=== Provided passage ===
Following reports that there have been several cases of severe blood clots associated with the Johnson & Johnson COVID-19 vaccine, Californian health officials joined a growing number of states in temporary halting it’s usage on Tuesday.
In a joint a Food and Drug Administration (FDA) and Centers for Disease Control and Prevention (CDC) press conference, health experts said that the Johnson & Johnson vaccine caused an adverse reaction in at least six women ages 18-48 across the country, causing them to develop cerebral venous sinus thrombosis (CVST) blood clots. To date, one woman has died, with another in Nebraska in critical condition. The potential for more developments cause the government agencies to recommend a pause in administering the vaccine until more is known.
“We are recommending a pause in the use of this vaccine out of an abundance of caution,” said FDA Center for Biologics Evaluation and Research Director Dr. Peter Marks and CDC principal deputy Director Dr. Anne Schuchat in the joint statement on Tuesday. “This is important, in part, to ensure that the health care provider community is aware of the potential for these adverse events and can plan for proper recognition and management due to the unique treatment required with this extremely rare type of blood clot.
“More than 6.8 million doses of the Johnson & Johnson vaccine have been administered in the U.S. CDC and FDA are reviewing data involving six reported U.S. cases of a rare and severe type of blood clot in individuals after receiving the J&J vaccine. In these cases, a type of blood clot called CVST was seen in combination with low levels of blood platelets (thrombocytopenia). All six cases occurred among women between the ages of 18 and 48, and symptoms occurred 6 to 13 days after vaccination.

=== Exercise tasks ===
1 - Return the part of the article on the Johnson & Johnson vaccine pause from "Following reports that" to "usage on Tuesday.".
2 - Extend the article on the Johnson & Johnson vaccine pause, picking up right after its last sentence.
The records are not needed for this work.

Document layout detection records
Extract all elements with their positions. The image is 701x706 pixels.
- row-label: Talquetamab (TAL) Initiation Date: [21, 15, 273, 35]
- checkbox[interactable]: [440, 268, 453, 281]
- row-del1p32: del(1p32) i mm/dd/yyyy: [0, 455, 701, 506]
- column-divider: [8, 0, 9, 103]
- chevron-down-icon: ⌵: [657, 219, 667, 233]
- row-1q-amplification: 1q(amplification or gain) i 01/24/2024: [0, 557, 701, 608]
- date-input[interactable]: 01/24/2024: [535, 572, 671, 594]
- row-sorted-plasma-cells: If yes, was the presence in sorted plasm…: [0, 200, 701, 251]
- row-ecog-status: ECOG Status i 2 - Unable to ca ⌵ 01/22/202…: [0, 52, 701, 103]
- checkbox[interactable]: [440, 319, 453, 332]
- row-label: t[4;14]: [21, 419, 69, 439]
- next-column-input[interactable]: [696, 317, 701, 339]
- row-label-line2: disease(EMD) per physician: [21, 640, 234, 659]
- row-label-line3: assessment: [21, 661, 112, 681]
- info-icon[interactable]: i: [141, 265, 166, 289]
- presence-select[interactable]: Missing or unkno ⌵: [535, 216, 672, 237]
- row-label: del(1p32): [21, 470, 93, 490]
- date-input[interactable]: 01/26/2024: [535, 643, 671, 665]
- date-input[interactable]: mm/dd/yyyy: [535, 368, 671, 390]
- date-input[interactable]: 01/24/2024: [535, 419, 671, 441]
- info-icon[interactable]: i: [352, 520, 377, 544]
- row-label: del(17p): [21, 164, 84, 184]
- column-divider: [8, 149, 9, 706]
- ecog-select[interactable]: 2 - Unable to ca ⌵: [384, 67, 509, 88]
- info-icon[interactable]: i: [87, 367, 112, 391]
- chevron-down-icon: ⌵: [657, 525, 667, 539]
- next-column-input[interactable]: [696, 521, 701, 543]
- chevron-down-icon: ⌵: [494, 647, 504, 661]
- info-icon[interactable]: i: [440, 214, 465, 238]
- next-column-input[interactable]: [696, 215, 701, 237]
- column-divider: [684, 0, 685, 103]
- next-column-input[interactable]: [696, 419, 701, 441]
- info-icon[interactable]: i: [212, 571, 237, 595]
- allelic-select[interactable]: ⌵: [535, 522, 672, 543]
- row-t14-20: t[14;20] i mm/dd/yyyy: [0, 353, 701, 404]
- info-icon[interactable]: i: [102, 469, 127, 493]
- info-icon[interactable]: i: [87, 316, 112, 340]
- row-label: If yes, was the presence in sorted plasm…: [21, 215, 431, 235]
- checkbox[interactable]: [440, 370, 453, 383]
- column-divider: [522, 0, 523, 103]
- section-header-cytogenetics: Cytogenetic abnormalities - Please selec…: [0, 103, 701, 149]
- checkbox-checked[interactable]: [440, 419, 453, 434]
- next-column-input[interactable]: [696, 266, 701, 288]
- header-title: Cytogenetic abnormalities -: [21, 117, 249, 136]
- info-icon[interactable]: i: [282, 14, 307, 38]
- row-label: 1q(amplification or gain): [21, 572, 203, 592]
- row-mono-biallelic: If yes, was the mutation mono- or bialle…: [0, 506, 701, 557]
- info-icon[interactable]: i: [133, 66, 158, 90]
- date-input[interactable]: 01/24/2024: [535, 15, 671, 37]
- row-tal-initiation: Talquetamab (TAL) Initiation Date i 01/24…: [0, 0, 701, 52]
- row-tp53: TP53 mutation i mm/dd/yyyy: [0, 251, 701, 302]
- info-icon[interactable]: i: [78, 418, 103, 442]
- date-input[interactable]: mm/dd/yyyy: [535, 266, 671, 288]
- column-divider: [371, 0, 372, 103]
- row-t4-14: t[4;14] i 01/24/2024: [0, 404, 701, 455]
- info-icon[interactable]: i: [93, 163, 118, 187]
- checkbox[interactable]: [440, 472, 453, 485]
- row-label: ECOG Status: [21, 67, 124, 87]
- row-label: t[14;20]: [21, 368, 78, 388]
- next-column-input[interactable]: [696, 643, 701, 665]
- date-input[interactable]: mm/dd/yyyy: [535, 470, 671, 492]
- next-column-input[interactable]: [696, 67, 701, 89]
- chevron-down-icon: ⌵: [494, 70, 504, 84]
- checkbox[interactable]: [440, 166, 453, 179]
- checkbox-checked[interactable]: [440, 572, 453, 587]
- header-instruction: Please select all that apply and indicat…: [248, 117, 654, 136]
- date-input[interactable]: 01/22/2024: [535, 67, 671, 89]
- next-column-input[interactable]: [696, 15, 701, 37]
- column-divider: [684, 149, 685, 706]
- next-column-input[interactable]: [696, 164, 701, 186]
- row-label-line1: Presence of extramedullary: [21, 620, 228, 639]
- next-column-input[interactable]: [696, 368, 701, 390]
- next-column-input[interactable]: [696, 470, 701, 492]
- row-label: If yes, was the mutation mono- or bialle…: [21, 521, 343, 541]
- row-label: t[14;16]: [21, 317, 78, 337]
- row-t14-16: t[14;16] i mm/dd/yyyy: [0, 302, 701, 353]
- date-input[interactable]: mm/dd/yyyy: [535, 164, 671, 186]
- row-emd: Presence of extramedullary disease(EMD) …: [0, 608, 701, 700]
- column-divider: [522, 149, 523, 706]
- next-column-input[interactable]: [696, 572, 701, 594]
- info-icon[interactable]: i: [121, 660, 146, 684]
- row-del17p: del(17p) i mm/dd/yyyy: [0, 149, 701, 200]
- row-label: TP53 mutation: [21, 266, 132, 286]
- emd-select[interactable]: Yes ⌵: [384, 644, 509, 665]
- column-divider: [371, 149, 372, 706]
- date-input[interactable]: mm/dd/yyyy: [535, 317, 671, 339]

=== Task answers ===
1 -
Following reports that there have been several cases of severe blood clots associated with the Johnson & Johnson COVID-19 vaccine, Californian health officials joined a growing number of states in temporary halting it’s usage on Tuesday.

2 -
“Treatment of this specific type of blood clot is different from the treatment that might typically be administered. Usually, an anticoagulant drug called heparin is used to treat blood clots. In this setting, administration of heparin may be dangerous, and alternative treatments need to be given.”
The recommendation had an immediate effect, with dozens of cities and states, including Los Angeles and San Francisco, halting all J&J vaccines earlier in the day before the state of California joined them.
California vows to reopen on schedule despite now having a lower number of vaccines
“Today, the CDC and FDA have recommended a temporary pause in the use of the Johnson & Johnson COVID-19 vaccine out of an abundance of caution. Of over 6.8 million doses administered nationally, there have been six reported cases of a rare and severe type of blood clot with symptoms occurring 6 to 13 days after vaccination,” explained California State Epidemiologist Dr. Erica Pan in a statement on Tuesday.
“California is following the FDA and CDC’s recommendation and has directed health care providers to pause the use of the Johnson & Johnson vaccine until we receive further direction from health and safety experts. Additionally, the state will convene the Western States Scientific Safety Review Workgroup to review the information provided by the federal government on this issue. As the federal government has said, we do not expect a significant impact to our vaccination allocations. In California, less than 4% of our vaccine allocation this week is the Johnson & Johnson vaccine.”
Governor Gavin Newsom added to the official state response saying that, despite the fewer number of vaccines, the California reopening date of June 15th would still be in place.
“Out of an abundance of caution CA will follow the CDC & FDA & temporarily pause use of J&J,” tweeted Newsom “J&J is just 4% of CA’s supply from the feds right now. Vaccines are still overwhelmingly safe. We’re vaccinating 3+ million people a week and are still on track to fully reopen 6/15.”
Out of an abundance of caution CA will follow the CDC & FDA & temporarily pause use of J&J.
J&J is just 4% of CA’s supply from the feds right now.
Vaccines are still overwhelmingly safe.
We’re vaccinating 3+ million people a week and are still on track to fully reopen 6/15.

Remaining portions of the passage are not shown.